• _The input_
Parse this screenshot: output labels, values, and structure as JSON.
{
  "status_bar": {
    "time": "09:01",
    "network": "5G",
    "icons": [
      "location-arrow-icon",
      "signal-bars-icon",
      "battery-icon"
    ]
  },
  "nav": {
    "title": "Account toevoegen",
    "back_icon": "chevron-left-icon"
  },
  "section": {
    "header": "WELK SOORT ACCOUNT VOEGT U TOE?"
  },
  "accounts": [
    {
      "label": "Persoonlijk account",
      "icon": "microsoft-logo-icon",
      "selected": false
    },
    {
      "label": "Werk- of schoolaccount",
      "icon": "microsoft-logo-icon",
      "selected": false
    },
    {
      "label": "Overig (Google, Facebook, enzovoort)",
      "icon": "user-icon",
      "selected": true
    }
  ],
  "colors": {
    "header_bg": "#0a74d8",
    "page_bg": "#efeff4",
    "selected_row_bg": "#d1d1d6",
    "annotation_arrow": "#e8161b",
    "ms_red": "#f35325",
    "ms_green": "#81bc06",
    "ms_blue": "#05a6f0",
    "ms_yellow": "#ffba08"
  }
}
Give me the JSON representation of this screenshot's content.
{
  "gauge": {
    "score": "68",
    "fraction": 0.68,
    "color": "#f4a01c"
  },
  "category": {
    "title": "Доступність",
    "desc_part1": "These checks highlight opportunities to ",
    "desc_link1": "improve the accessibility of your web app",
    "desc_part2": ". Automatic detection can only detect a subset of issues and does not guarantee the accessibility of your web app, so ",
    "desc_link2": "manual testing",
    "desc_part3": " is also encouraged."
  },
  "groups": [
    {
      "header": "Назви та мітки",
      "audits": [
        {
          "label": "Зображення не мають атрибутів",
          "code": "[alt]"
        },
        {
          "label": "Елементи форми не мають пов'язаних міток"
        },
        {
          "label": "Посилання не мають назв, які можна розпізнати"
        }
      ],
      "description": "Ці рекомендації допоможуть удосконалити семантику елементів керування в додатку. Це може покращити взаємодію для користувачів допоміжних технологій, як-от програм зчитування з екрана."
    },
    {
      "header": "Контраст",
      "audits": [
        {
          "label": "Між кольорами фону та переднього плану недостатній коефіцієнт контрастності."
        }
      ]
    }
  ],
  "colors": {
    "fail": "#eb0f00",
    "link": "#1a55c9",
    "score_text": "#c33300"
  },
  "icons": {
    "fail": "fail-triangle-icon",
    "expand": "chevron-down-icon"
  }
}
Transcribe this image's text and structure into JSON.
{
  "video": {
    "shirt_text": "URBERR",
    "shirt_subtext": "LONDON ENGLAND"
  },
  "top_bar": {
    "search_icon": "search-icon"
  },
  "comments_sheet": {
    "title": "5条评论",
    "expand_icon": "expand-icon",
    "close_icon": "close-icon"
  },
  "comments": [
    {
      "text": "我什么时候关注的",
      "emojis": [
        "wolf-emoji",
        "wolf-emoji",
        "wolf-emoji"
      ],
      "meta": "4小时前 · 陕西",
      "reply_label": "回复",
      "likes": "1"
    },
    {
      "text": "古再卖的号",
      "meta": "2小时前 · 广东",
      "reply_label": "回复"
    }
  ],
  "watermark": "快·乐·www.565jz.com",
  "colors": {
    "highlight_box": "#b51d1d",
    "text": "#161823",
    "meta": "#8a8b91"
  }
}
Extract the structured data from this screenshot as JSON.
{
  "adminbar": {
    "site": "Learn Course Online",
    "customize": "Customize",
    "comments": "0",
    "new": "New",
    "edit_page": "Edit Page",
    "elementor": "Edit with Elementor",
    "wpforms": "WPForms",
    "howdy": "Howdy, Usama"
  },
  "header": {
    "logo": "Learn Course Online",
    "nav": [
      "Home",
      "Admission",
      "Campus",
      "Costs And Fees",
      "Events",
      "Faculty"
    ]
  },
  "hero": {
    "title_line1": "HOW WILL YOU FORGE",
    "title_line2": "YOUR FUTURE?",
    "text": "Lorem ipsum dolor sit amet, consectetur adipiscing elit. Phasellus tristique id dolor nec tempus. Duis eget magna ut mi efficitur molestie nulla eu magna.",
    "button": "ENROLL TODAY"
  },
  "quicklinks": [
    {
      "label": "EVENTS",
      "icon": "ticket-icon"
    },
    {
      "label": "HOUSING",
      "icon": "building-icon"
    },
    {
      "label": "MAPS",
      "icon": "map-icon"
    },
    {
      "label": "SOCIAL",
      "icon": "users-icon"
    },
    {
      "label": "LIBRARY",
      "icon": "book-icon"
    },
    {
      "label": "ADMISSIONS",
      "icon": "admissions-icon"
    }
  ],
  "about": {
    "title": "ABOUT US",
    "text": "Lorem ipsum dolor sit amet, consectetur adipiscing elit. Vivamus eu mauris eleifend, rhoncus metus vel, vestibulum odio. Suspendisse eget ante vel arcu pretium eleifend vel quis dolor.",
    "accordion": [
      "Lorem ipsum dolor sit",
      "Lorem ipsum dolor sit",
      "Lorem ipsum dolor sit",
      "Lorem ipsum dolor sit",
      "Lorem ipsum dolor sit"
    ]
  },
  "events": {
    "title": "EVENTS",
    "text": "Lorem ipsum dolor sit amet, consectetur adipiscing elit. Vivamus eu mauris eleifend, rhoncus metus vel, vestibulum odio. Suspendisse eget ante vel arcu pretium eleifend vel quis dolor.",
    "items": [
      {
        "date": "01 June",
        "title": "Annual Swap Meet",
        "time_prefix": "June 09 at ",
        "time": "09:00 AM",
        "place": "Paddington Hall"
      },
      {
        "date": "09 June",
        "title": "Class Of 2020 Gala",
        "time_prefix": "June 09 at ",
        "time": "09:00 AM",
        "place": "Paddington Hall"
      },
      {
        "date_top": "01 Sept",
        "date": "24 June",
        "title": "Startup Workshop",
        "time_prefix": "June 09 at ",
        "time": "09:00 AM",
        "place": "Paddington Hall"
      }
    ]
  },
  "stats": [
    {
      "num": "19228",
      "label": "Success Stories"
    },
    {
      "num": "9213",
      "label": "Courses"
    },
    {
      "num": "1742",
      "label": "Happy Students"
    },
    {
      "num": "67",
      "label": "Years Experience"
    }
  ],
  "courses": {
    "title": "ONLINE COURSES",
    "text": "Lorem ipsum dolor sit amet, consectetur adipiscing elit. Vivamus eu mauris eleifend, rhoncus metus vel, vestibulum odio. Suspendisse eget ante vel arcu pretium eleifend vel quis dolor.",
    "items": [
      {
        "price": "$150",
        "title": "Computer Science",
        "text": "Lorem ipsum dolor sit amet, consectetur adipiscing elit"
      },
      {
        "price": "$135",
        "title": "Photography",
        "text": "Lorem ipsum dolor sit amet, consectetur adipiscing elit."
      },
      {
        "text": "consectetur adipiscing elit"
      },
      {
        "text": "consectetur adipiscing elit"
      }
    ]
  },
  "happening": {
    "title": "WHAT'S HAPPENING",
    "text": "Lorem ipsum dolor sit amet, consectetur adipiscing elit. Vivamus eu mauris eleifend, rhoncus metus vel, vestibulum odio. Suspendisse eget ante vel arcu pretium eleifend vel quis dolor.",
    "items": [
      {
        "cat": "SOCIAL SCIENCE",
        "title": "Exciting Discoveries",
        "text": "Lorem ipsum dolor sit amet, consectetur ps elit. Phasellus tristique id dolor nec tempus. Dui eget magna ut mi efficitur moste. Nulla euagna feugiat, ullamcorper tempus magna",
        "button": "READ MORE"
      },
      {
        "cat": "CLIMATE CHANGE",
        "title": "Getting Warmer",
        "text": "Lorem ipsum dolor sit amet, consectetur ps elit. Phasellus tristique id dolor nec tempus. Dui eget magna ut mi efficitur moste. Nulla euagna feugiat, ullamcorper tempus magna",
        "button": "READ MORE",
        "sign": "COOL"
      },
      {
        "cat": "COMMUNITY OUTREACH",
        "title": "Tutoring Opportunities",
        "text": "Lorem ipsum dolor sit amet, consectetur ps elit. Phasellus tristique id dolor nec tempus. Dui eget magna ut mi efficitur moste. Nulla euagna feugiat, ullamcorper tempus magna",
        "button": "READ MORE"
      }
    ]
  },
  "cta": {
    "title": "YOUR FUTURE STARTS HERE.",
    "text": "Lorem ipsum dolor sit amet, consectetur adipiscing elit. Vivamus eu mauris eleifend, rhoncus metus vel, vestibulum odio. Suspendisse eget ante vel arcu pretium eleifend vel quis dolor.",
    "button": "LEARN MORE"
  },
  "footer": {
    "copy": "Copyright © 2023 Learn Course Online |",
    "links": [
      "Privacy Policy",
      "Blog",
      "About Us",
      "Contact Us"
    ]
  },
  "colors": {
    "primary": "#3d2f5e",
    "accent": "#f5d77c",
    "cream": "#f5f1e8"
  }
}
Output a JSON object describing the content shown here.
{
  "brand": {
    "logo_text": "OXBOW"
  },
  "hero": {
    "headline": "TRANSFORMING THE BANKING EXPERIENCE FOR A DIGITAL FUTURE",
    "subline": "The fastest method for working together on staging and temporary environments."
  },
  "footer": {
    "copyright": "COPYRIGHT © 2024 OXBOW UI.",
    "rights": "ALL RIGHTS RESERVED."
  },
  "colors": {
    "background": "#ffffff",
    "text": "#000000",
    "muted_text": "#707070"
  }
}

• _What the task requires_
Quote exactly what appears from the line containing "Output a JSON" through the final line of the listing above, including both of those lines.

• _Solution to this problem_
Output a JSON object describing the content shown here.
{
  "brand": {
    "logo_text": "OXBOW"
  },
  "hero": {
    "headline": "TRANSFORMING THE BANKING EXPERIENCE FOR A DIGITAL FUTURE",
    "subline": "The fastest method for working together on staging and temporary environments."
  },
  "footer": {
    "copyright": "COPYRIGHT © 2024 OXBOW UI.",
    "rights": "ALL RIGHTS RESERVED."
  },
  "colors": {
    "background": "#ffffff",
    "text": "#000000",
    "muted_text": "#707070"
  }
}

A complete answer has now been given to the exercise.